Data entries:
#####
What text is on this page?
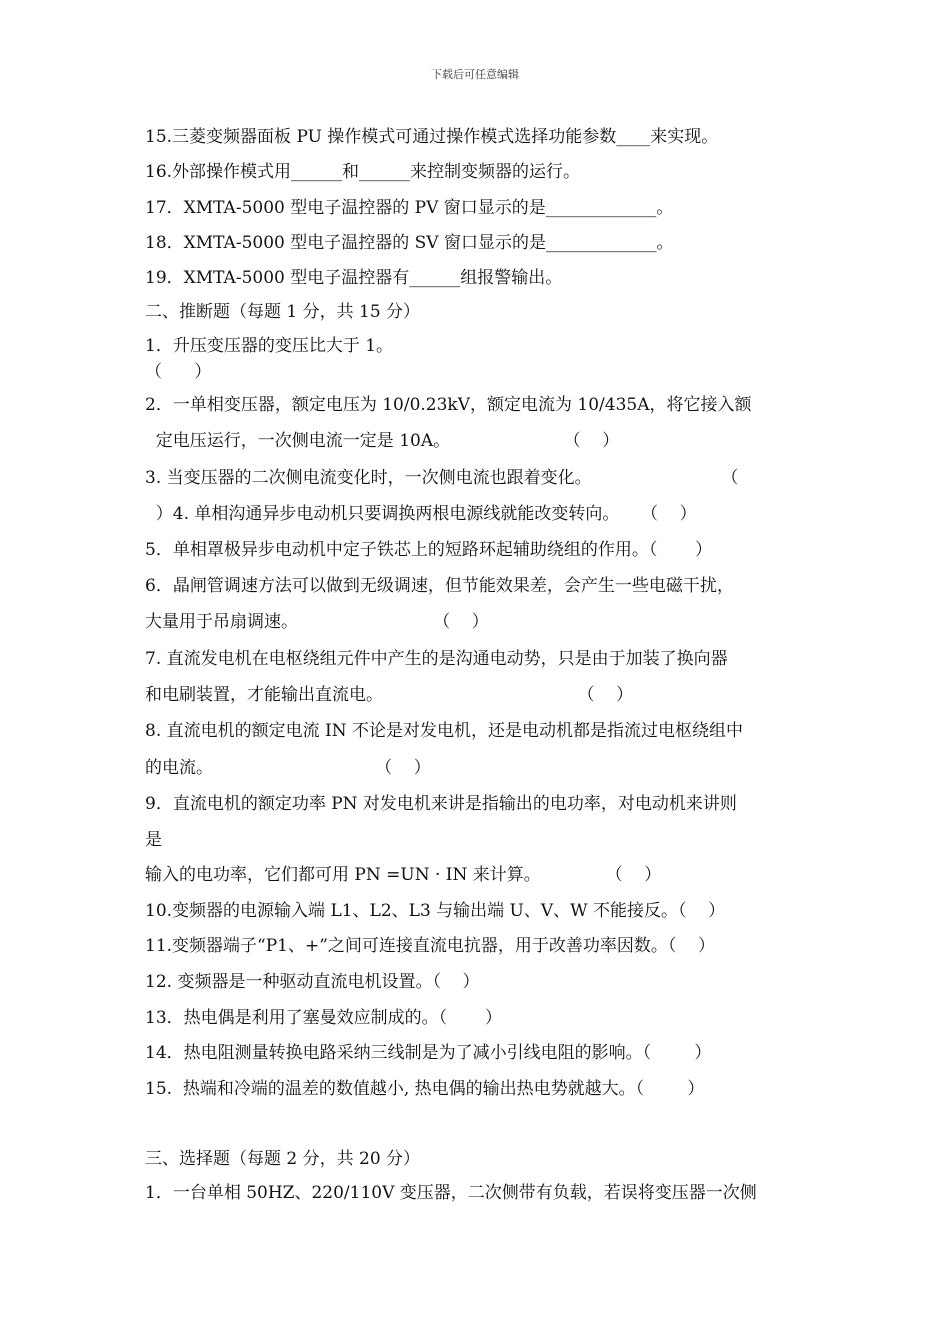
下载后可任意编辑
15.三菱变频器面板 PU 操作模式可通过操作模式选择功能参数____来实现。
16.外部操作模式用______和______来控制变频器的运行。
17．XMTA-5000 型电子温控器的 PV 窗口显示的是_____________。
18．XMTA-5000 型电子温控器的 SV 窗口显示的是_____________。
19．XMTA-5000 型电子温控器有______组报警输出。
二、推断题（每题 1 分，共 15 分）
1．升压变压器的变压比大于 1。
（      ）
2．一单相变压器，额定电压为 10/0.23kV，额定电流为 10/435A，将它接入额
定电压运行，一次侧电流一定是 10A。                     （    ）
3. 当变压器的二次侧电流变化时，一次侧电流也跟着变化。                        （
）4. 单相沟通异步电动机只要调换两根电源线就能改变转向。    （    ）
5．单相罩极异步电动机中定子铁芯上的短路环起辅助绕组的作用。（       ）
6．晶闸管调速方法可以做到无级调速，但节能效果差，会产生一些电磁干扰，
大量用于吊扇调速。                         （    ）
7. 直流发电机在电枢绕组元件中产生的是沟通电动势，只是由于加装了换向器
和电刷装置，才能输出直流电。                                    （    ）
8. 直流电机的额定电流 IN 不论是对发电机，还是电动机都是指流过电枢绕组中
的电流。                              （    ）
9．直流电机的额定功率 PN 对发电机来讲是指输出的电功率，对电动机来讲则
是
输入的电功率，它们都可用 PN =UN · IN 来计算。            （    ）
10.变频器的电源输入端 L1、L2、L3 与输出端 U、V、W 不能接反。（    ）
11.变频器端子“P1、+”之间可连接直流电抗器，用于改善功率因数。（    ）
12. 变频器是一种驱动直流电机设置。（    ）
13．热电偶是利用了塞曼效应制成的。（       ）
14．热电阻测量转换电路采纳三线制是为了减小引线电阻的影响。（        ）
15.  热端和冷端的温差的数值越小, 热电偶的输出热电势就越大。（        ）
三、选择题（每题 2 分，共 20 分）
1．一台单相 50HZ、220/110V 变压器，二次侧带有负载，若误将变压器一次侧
#####
[Required task]
Pull every line containing "XMTA" out of the records.

[Right answer]
17．XMTA-5000 型电子温控器的 PV 窗口显示的是_____________。
18．XMTA-5000 型电子温控器的 SV 窗口显示的是_____________。
19．XMTA-5000 型电子温控器有______组报警输出。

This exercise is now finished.